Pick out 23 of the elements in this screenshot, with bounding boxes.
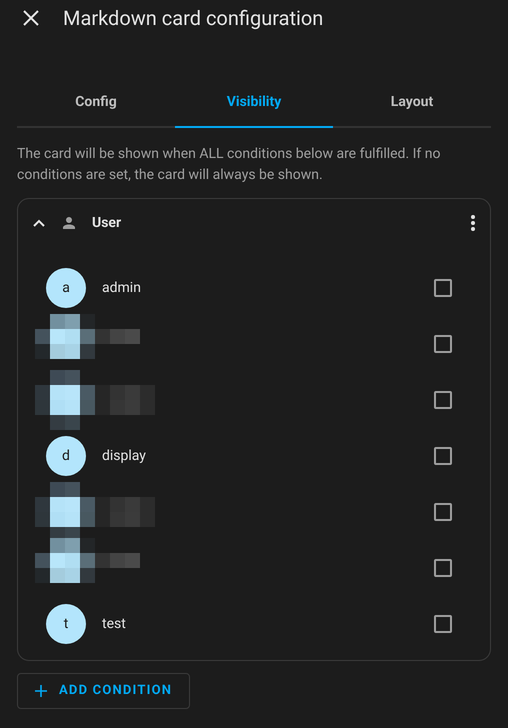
checkbox[interactable] [434, 447, 452, 465]
checkbox[interactable] [434, 503, 452, 521]
checkbox[interactable] [434, 615, 452, 633]
user-name: test [102, 614, 126, 634]
person-icon [60, 214, 78, 232]
checkbox[interactable] [434, 335, 452, 353]
tab[interactable]: Layout [333, 78, 491, 128]
tab[interactable]: Config [17, 78, 175, 128]
user-avatar: d [46, 436, 86, 476]
dialog-title: Markdown card configuration [63, 5, 324, 32]
tab[interactable]: Visibility [175, 78, 333, 128]
user-name: display [102, 446, 146, 466]
user-avatar: t [46, 604, 86, 644]
user-name: admin [102, 278, 141, 298]
more-options-icon[interactable] [470, 214, 476, 232]
user-avatar: a [46, 268, 86, 308]
description-text: The card will be shown when ALL conditions below are fulfilled. If no conditions are set, the card will always be shown. [17, 145, 442, 185]
condition-title: User [92, 214, 122, 232]
add-condition-button[interactable]: ADD CONDITION [17, 673, 190, 709]
checkbox[interactable] [434, 391, 452, 409]
checkbox[interactable] [434, 559, 452, 577]
plus-icon [35, 685, 47, 697]
checkbox[interactable] [434, 279, 452, 297]
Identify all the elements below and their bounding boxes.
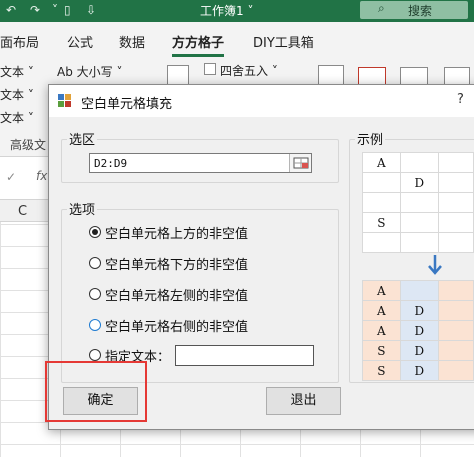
========================
Rewrite the lines above, replacing "user-avatar" with "profile-picture" everywhere and keeping everything else the same. Omit the pictures from your answer.

Pick out 23 of the elements in this screenshot, with bounding boxes.
checkbox[interactable] [434, 447, 452, 465]
checkbox[interactable] [434, 503, 452, 521]
checkbox[interactable] [434, 615, 452, 633]
user-name: test [102, 614, 126, 634]
person-icon [60, 214, 78, 232]
checkbox[interactable] [434, 335, 452, 353]
tab[interactable]: Layout [333, 78, 491, 128]
tab[interactable]: Config [17, 78, 175, 128]
profile-picture: d [46, 436, 86, 476]
dialog-title: Markdown card configuration [63, 5, 324, 32]
tab[interactable]: Visibility [175, 78, 333, 128]
user-name: display [102, 446, 146, 466]
profile-picture: t [46, 604, 86, 644]
user-name: admin [102, 278, 141, 298]
more-options-icon[interactable] [470, 214, 476, 232]
profile-picture: a [46, 268, 86, 308]
description-text: The card will be shown when ALL conditions below are fulfilled. If no conditions are set, the card will always be shown. [17, 145, 442, 185]
condition-title: User [92, 214, 122, 232]
add-condition-button[interactable]: ADD CONDITION [17, 673, 190, 709]
checkbox[interactable] [434, 391, 452, 409]
checkbox[interactable] [434, 559, 452, 577]
plus-icon [35, 685, 47, 697]
checkbox[interactable] [434, 279, 452, 297]
Identify all the elements below and their bounding boxes.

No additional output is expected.